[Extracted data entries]
************

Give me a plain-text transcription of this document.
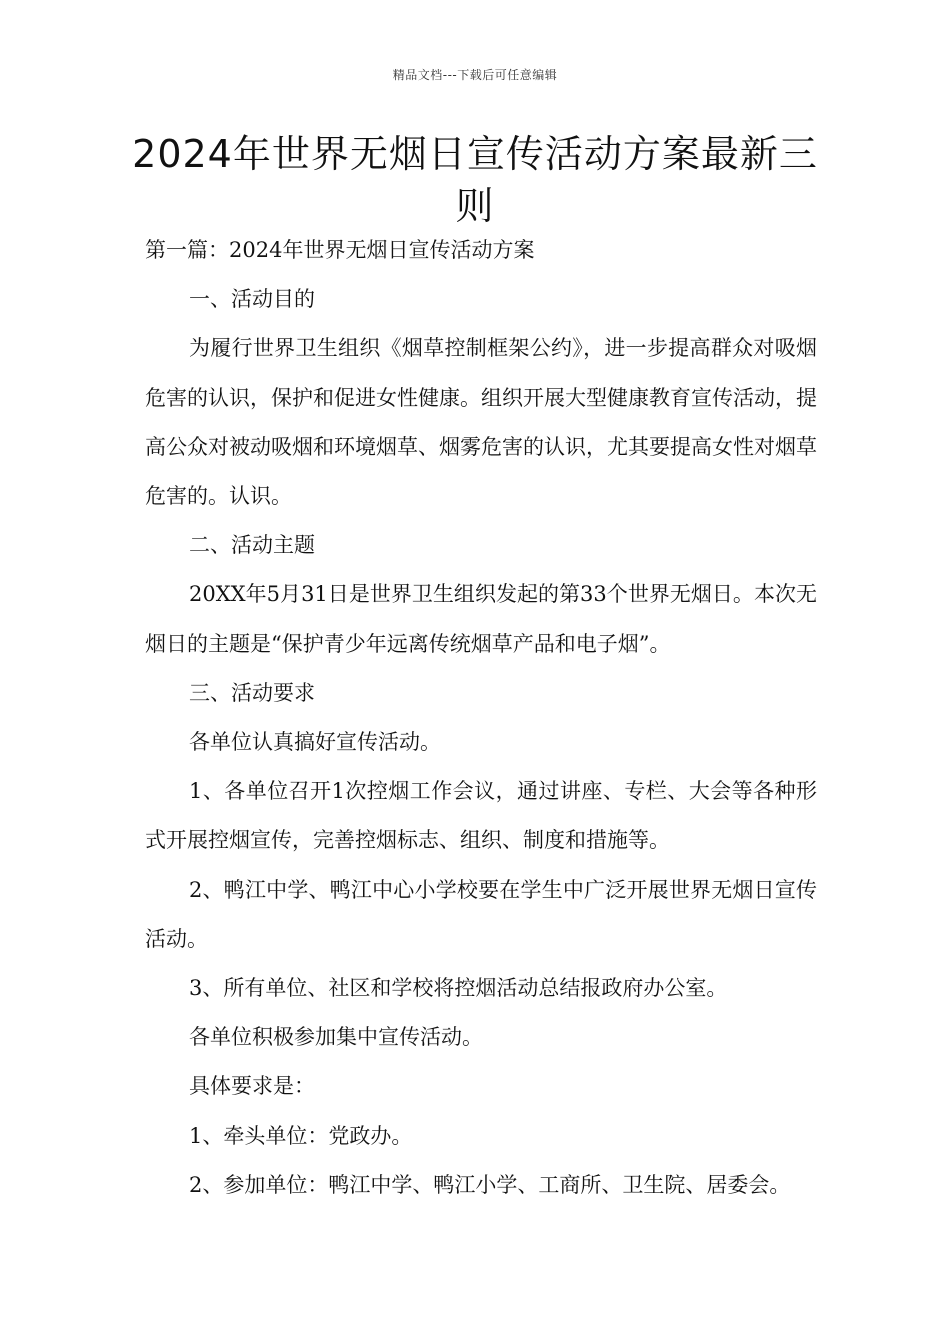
精品文档---下载后可任意编辑
2024年世界无烟日宣传活动方案最新三则

第一篇：2024年世界无烟日宣传活动方案

一、活动目的

为履行世界卫生组织《烟草控制框架公约》，进一步提高群众对吸烟危害的认识，保护和促进女性健康。组织开展大型健康教育宣传活动，提高公众对被动吸烟和环境烟草、烟雾危害的认识，尤其要提高女性对烟草危害的。认识。

二、活动主题

20XX年5月31日是世界卫生组织发起的第33个世界无烟日。本次无烟日的主题是“保护青少年远离传统烟草产品和电子烟”。

三、活动要求

各单位认真搞好宣传活动。

1、各单位召开1次控烟工作会议，通过讲座、专栏、大会等各种形式开展控烟宣传，完善控烟标志、组织、制度和措施等。

2、鸭江中学、鸭江中心小学校要在学生中广泛开展世界无烟日宣传活动。

3、所有单位、社区和学校将控烟活动总结报政府办公室。

各单位积极参加集中宣传活动。

具体要求是：

1、牵头单位：党政办。

2、参加单位：鸭江中学、鸭江小学、工商所、卫生院、居委会。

************

Copy every entry word for word, but omit the pictures.

**SOLUTION TO THIS EXERCISE:**
Give me a plain-text transcription of this document.
精品文档---下载后可任意编辑
2024年世界无烟日宣传活动方案最新三则

第一篇：2024年世界无烟日宣传活动方案

一、活动目的

为履行世界卫生组织《烟草控制框架公约》，进一步提高群众对吸烟危害的认识，保护和促进女性健康。组织开展大型健康教育宣传活动，提高公众对被动吸烟和环境烟草、烟雾危害的认识，尤其要提高女性对烟草危害的。认识。

二、活动主题

20XX年5月31日是世界卫生组织发起的第33个世界无烟日。本次无烟日的主题是“保护青少年远离传统烟草产品和电子烟”。

三、活动要求

各单位认真搞好宣传活动。

1、各单位召开1次控烟工作会议，通过讲座、专栏、大会等各种形式开展控烟宣传，完善控烟标志、组织、制度和措施等。

2、鸭江中学、鸭江中心小学校要在学生中广泛开展世界无烟日宣传活动。

3、所有单位、社区和学校将控烟活动总结报政府办公室。

各单位积极参加集中宣传活动。

具体要求是：

1、牵头单位：党政办。

2、参加单位：鸭江中学、鸭江小学、工商所、卫生院、居委会。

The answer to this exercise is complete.